* GOAL OF THE EXERCISE
The data must be returned in full and exactly as given.

* RECORDS SHOWN

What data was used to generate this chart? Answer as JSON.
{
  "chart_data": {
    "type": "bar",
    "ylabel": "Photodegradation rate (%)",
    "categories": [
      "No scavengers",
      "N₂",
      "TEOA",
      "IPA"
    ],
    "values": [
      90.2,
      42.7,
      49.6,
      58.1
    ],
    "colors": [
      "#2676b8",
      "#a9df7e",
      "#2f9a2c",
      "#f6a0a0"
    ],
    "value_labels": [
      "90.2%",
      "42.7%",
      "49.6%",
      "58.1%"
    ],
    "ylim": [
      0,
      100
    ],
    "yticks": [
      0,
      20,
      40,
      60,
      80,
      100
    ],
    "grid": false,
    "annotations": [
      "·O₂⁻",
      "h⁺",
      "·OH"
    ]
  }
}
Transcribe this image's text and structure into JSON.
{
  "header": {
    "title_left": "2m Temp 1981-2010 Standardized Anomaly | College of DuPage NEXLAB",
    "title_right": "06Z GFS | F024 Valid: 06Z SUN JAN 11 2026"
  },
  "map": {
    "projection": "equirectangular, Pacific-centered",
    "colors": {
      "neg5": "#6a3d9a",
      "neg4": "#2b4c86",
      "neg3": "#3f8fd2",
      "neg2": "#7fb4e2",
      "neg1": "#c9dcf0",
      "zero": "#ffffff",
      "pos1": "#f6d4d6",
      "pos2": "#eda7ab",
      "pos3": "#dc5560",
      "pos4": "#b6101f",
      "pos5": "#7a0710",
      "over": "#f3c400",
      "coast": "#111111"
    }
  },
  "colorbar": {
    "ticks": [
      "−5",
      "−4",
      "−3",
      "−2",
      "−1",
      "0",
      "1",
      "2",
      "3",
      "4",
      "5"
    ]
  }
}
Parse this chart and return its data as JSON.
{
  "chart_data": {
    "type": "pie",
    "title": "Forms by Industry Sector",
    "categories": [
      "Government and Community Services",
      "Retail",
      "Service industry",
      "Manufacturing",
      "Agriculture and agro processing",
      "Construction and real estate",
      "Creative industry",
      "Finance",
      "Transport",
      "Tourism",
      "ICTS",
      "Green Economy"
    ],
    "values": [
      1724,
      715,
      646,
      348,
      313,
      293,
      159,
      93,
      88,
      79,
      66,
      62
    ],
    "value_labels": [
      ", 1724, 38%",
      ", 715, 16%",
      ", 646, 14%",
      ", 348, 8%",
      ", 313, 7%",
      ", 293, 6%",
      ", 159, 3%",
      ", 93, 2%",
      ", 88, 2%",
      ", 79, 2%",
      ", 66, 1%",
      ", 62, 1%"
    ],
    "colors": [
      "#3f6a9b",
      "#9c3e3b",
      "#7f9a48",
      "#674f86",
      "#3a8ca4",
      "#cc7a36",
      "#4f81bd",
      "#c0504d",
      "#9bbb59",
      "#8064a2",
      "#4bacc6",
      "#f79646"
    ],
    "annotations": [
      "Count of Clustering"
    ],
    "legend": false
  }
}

* WRITTEN RESPONSE
What data was used to generate this chart? Answer as JSON.
{
  "chart_data": {
    "type": "bar",
    "ylabel": "Photodegradation rate (%)",
    "categories": [
      "No scavengers",
      "N₂",
      "TEOA",
      "IPA"
    ],
    "values": [
      90.2,
      42.7,
      49.6,
      58.1
    ],
    "colors": [
      "#2676b8",
      "#a9df7e",
      "#2f9a2c",
      "#f6a0a0"
    ],
    "value_labels": [
      "90.2%",
      "42.7%",
      "49.6%",
      "58.1%"
    ],
    "ylim": [
      0,
      100
    ],
    "yticks": [
      0,
      20,
      40,
      60,
      80,
      100
    ],
    "grid": false,
    "annotations": [
      "·O₂⁻",
      "h⁺",
      "·OH"
    ]
  }
}
Transcribe this image's text and structure into JSON.
{
  "header": {
    "title_left": "2m Temp 1981-2010 Standardized Anomaly | College of DuPage NEXLAB",
    "title_right": "06Z GFS | F024 Valid: 06Z SUN JAN 11 2026"
  },
  "map": {
    "projection": "equirectangular, Pacific-centered",
    "colors": {
      "neg5": "#6a3d9a",
      "neg4": "#2b4c86",
      "neg3": "#3f8fd2",
      "neg2": "#7fb4e2",
      "neg1": "#c9dcf0",
      "zero": "#ffffff",
      "pos1": "#f6d4d6",
      "pos2": "#eda7ab",
      "pos3": "#dc5560",
      "pos4": "#b6101f",
      "pos5": "#7a0710",
      "over": "#f3c400",
      "coast": "#111111"
    }
  },
  "colorbar": {
    "ticks": [
      "−5",
      "−4",
      "−3",
      "−2",
      "−1",
      "0",
      "1",
      "2",
      "3",
      "4",
      "5"
    ]
  }
}
Parse this chart and return its data as JSON.
{
  "chart_data": {
    "type": "pie",
    "title": "Forms by Industry Sector",
    "categories": [
      "Government and Community Services",
      "Retail",
      "Service industry",
      "Manufacturing",
      "Agriculture and agro processing",
      "Construction and real estate",
      "Creative industry",
      "Finance",
      "Transport",
      "Tourism",
      "ICTS",
      "Green Economy"
    ],
    "values": [
      1724,
      715,
      646,
      348,
      313,
      293,
      159,
      93,
      88,
      79,
      66,
      62
    ],
    "value_labels": [
      ", 1724, 38%",
      ", 715, 16%",
      ", 646, 14%",
      ", 348, 8%",
      ", 313, 7%",
      ", 293, 6%",
      ", 159, 3%",
      ", 93, 2%",
      ", 88, 2%",
      ", 79, 2%",
      ", 66, 1%",
      ", 62, 1%"
    ],
    "colors": [
      "#3f6a9b",
      "#9c3e3b",
      "#7f9a48",
      "#674f86",
      "#3a8ca4",
      "#cc7a36",
      "#4f81bd",
      "#c0504d",
      "#9bbb59",
      "#8064a2",
      "#4bacc6",
      "#f79646"
    ],
    "annotations": [
      "Count of Clustering"
    ],
    "legend": false
  }
}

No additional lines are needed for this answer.